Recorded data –
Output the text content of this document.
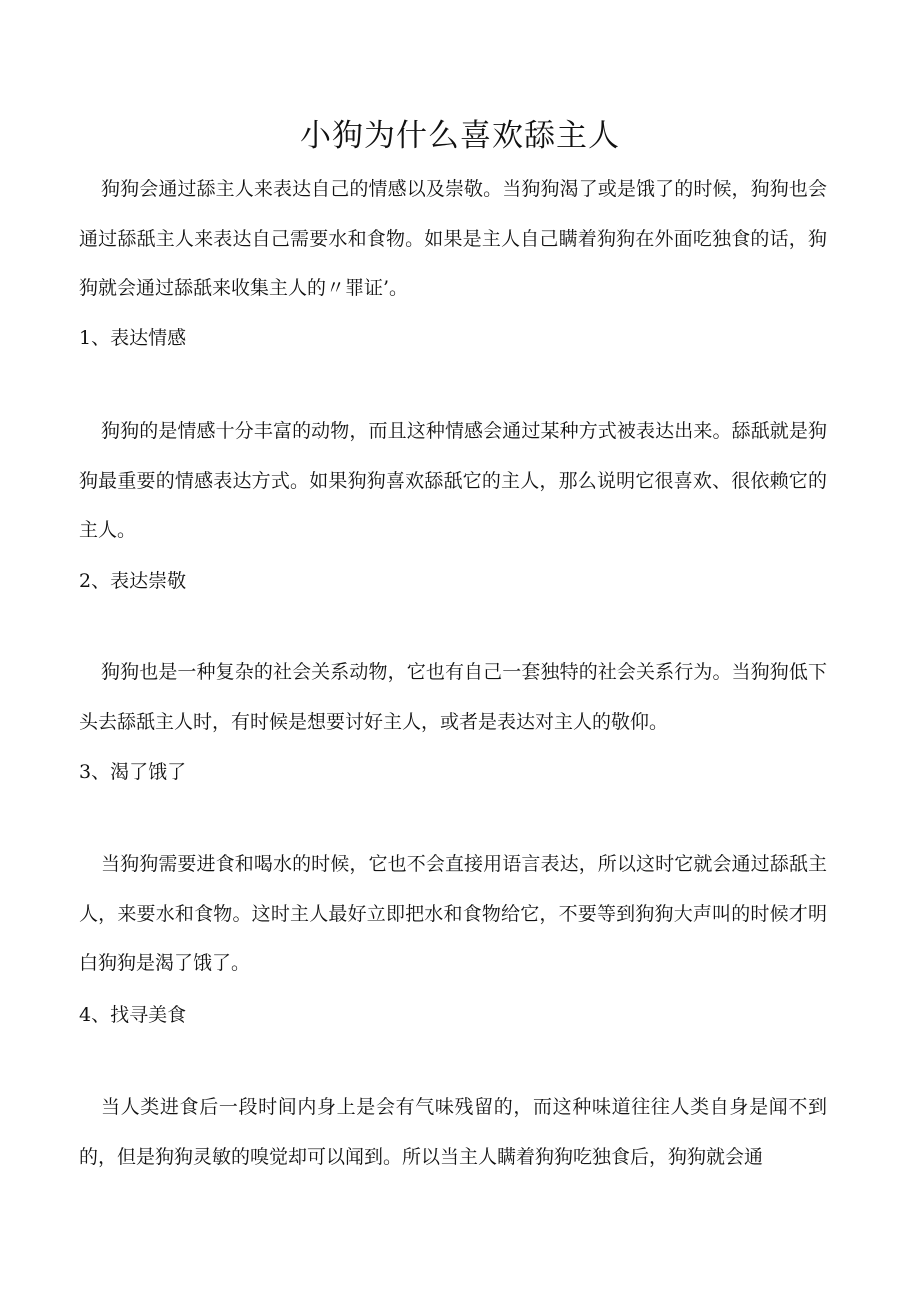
小狗为什么喜欢舔主人
狗狗会通过舔主人来表达自己的情感以及崇敬。当狗狗渴了或是饿了的时候，狗狗也会通过舔舐主人来表达自己需要水和食物。如果是主人自己瞒着狗狗在外面吃独食的话，狗狗就会通过舔舐来收集主人的〃罪证’。
1、表达情感
狗狗的是情感十分丰富的动物，而且这种情感会通过某种方式被表达出来。舔舐就是狗狗最重要的情感表达方式。如果狗狗喜欢舔舐它的主人，那么说明它很喜欢、很依赖它的主人。
2、表达崇敬
狗狗也是一种复杂的社会关系动物，它也有自己一套独特的社会关系行为。当狗狗低下头去舔舐主人时，有时候是想要讨好主人，或者是表达对主人的敬仰。
3、渴了饿了
当狗狗需要进食和喝水的时候，它也不会直接用语言表达，所以这时它就会通过舔舐主人，来要水和食物。这时主人最好立即把水和食物给它，不要等到狗狗大声叫的时候才明白狗狗是渴了饿了。
4、找寻美食
当人类进食后一段时间内身上是会有气味残留的，而这种味道往往人类自身是闻不到的，但是狗狗灵敏的嗅觉却可以闻到。所以当主人瞒着狗狗吃独食后，狗狗就会通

The task – Write out the listing word for word, omitting the pictures it holds.

Solution for this task –
Output the text content of this document.
小狗为什么喜欢舔主人
狗狗会通过舔主人来表达自己的情感以及崇敬。当狗狗渴了或是饿了的时候，狗狗也会通过舔舐主人来表达自己需要水和食物。如果是主人自己瞒着狗狗在外面吃独食的话，狗狗就会通过舔舐来收集主人的〃罪证’。
1、表达情感
狗狗的是情感十分丰富的动物，而且这种情感会通过某种方式被表达出来。舔舐就是狗狗最重要的情感表达方式。如果狗狗喜欢舔舐它的主人，那么说明它很喜欢、很依赖它的主人。
2、表达崇敬
狗狗也是一种复杂的社会关系动物，它也有自己一套独特的社会关系行为。当狗狗低下头去舔舐主人时，有时候是想要讨好主人，或者是表达对主人的敬仰。
3、渴了饿了
当狗狗需要进食和喝水的时候，它也不会直接用语言表达，所以这时它就会通过舔舐主人，来要水和食物。这时主人最好立即把水和食物给它，不要等到狗狗大声叫的时候才明白狗狗是渴了饿了。
4、找寻美食
当人类进食后一段时间内身上是会有气味残留的，而这种味道往往人类自身是闻不到的，但是狗狗灵敏的嗅觉却可以闻到。所以当主人瞒着狗狗吃独食后，狗狗就会通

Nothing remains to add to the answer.